BEGIN Data rows
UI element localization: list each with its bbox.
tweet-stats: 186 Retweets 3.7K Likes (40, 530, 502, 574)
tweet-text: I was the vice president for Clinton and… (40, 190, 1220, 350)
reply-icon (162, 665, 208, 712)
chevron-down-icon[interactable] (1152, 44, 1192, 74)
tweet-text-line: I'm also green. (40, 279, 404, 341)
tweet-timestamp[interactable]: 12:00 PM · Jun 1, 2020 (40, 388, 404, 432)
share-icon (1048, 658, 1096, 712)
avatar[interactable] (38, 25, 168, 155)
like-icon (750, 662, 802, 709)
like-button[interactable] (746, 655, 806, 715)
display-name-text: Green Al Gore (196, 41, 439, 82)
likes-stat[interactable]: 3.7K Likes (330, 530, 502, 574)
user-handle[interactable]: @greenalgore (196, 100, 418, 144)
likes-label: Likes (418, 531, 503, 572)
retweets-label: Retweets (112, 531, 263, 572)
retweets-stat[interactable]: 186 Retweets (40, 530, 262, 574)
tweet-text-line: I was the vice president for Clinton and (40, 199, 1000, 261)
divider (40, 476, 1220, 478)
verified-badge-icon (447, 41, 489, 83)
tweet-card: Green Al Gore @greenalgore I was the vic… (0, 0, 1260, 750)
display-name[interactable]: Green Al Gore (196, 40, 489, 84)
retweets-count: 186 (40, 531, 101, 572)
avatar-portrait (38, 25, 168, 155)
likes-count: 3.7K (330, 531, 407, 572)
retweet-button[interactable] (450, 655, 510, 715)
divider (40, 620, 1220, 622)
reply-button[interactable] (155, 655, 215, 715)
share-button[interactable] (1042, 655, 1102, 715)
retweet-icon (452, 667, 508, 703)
END Data rows
**Exercise goal:** Reproduce every line of the rows above without any changes.

**Full answer:**
UI element localization: list each with its bbox.
tweet-stats: 186 Retweets 3.7K Likes (40, 530, 502, 574)
tweet-text: I was the vice president for Clinton and… (40, 190, 1220, 350)
reply-icon (162, 665, 208, 712)
chevron-down-icon[interactable] (1152, 44, 1192, 74)
tweet-text-line: I'm also green. (40, 279, 404, 341)
tweet-timestamp[interactable]: 12:00 PM · Jun 1, 2020 (40, 388, 404, 432)
share-icon (1048, 658, 1096, 712)
avatar[interactable] (38, 25, 168, 155)
like-icon (750, 662, 802, 709)
like-button[interactable] (746, 655, 806, 715)
display-name-text: Green Al Gore (196, 41, 439, 82)
likes-stat[interactable]: 3.7K Likes (330, 530, 502, 574)
user-handle[interactable]: @greenalgore (196, 100, 418, 144)
likes-label: Likes (418, 531, 503, 572)
retweets-label: Retweets (112, 531, 263, 572)
retweets-stat[interactable]: 186 Retweets (40, 530, 262, 574)
tweet-text-line: I was the vice president for Clinton and (40, 199, 1000, 261)
divider (40, 476, 1220, 478)
verified-badge-icon (447, 41, 489, 83)
tweet-card: Green Al Gore @greenalgore I was the vic… (0, 0, 1260, 750)
display-name[interactable]: Green Al Gore (196, 40, 489, 84)
retweets-count: 186 (40, 531, 101, 572)
avatar-portrait (38, 25, 168, 155)
likes-count: 3.7K (330, 531, 407, 572)
retweet-button[interactable] (450, 655, 510, 715)
divider (40, 620, 1220, 622)
reply-button[interactable] (155, 655, 215, 715)
share-button[interactable] (1042, 655, 1102, 715)
retweet-icon (452, 667, 508, 703)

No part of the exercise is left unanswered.